Short exercise: Copy every line of the items below character for character, leaving the pictures out of your answer.

Task material:
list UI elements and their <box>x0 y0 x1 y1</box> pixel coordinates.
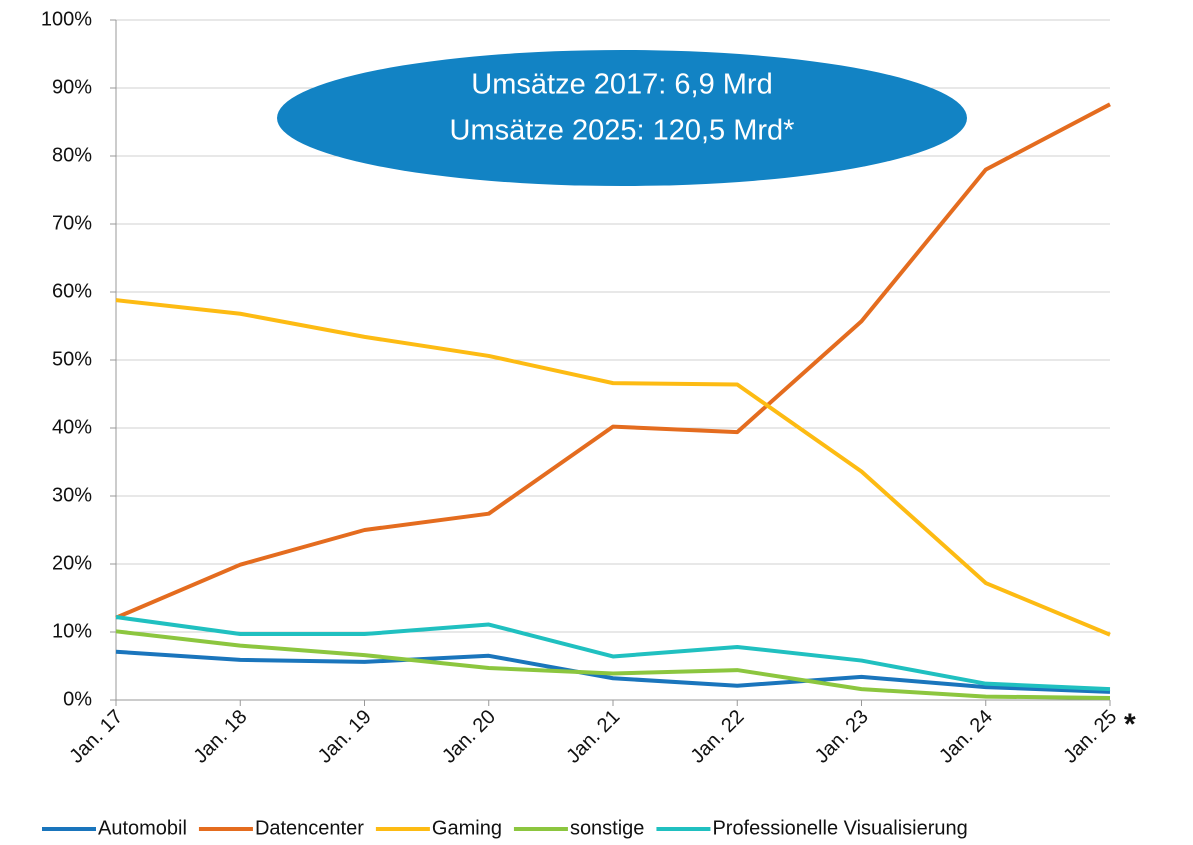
y-tick-label: 70% <box>52 212 92 234</box>
x-tick-label: Jan. 19 <box>314 706 376 768</box>
x-tick-label: Jan. 20 <box>438 706 500 768</box>
y-tick-label: 10% <box>52 620 92 642</box>
series-line <box>115 615 1111 692</box>
legend-label: Professionelle Visualisierung <box>712 817 967 839</box>
category-note: * <box>1124 708 1136 741</box>
legend-label: Automobil <box>98 817 187 839</box>
x-tick-label: Jan. 24 <box>935 706 997 768</box>
x-tick-label: Jan. 18 <box>190 706 252 768</box>
y-tick-label: 50% <box>52 348 92 370</box>
legend-label: Datencenter <box>255 817 364 839</box>
y-tick-label: 20% <box>52 552 92 574</box>
x-tick-label: Jan. 25 <box>1059 706 1121 768</box>
y-tick-label: 60% <box>52 280 92 302</box>
annotation-text: Umsätze 2025: 120,5 Mrd* <box>450 115 795 147</box>
y-tick-label: 90% <box>52 76 92 98</box>
x-tick-label: Jan. 17 <box>65 706 127 768</box>
series-line <box>115 298 1111 637</box>
y-tick-label: 80% <box>52 144 92 166</box>
series-line <box>115 102 1111 620</box>
x-tick-label: Jan. 22 <box>687 706 749 768</box>
y-tick-label: 30% <box>52 484 92 506</box>
legend-label: sonstige <box>570 817 645 839</box>
annotation-bubble <box>277 50 967 186</box>
series-line <box>115 629 1111 700</box>
y-tick-label: 40% <box>52 416 92 438</box>
x-tick-label: Jan. 21 <box>562 706 624 768</box>
y-tick-label: 0% <box>63 688 92 710</box>
x-tick-label: Jan. 23 <box>811 706 873 768</box>
annotation-text: Umsätze 2017: 6,9 Mrd <box>471 69 772 101</box>
y-tick-label: 100% <box>41 8 92 30</box>
series-line <box>115 649 1111 694</box>
legend-label: Gaming <box>432 817 502 839</box>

Completed task:
list UI elements and their <box>x0 y0 x1 y1</box> pixel coordinates.
y-tick-label: 70% <box>52 212 92 234</box>
x-tick-label: Jan. 19 <box>314 706 376 768</box>
x-tick-label: Jan. 20 <box>438 706 500 768</box>
y-tick-label: 10% <box>52 620 92 642</box>
series-line <box>115 615 1111 692</box>
legend-label: Professionelle Visualisierung <box>712 817 967 839</box>
category-note: * <box>1124 708 1136 741</box>
legend-label: Automobil <box>98 817 187 839</box>
x-tick-label: Jan. 24 <box>935 706 997 768</box>
x-tick-label: Jan. 18 <box>190 706 252 768</box>
y-tick-label: 50% <box>52 348 92 370</box>
legend-label: Datencenter <box>255 817 364 839</box>
y-tick-label: 20% <box>52 552 92 574</box>
x-tick-label: Jan. 25 <box>1059 706 1121 768</box>
y-tick-label: 60% <box>52 280 92 302</box>
annotation-text: Umsätze 2025: 120,5 Mrd* <box>450 115 795 147</box>
y-tick-label: 90% <box>52 76 92 98</box>
x-tick-label: Jan. 17 <box>65 706 127 768</box>
series-line <box>115 298 1111 637</box>
y-tick-label: 80% <box>52 144 92 166</box>
series-line <box>115 102 1111 620</box>
x-tick-label: Jan. 22 <box>687 706 749 768</box>
y-tick-label: 30% <box>52 484 92 506</box>
legend-label: sonstige <box>570 817 645 839</box>
annotation-bubble <box>277 50 967 186</box>
series-line <box>115 629 1111 700</box>
y-tick-label: 40% <box>52 416 92 438</box>
x-tick-label: Jan. 21 <box>562 706 624 768</box>
y-tick-label: 0% <box>63 688 92 710</box>
x-tick-label: Jan. 23 <box>811 706 873 768</box>
annotation-text: Umsätze 2017: 6,9 Mrd <box>471 69 772 101</box>
y-tick-label: 100% <box>41 8 92 30</box>
series-line <box>115 649 1111 694</box>
legend-label: Gaming <box>432 817 502 839</box>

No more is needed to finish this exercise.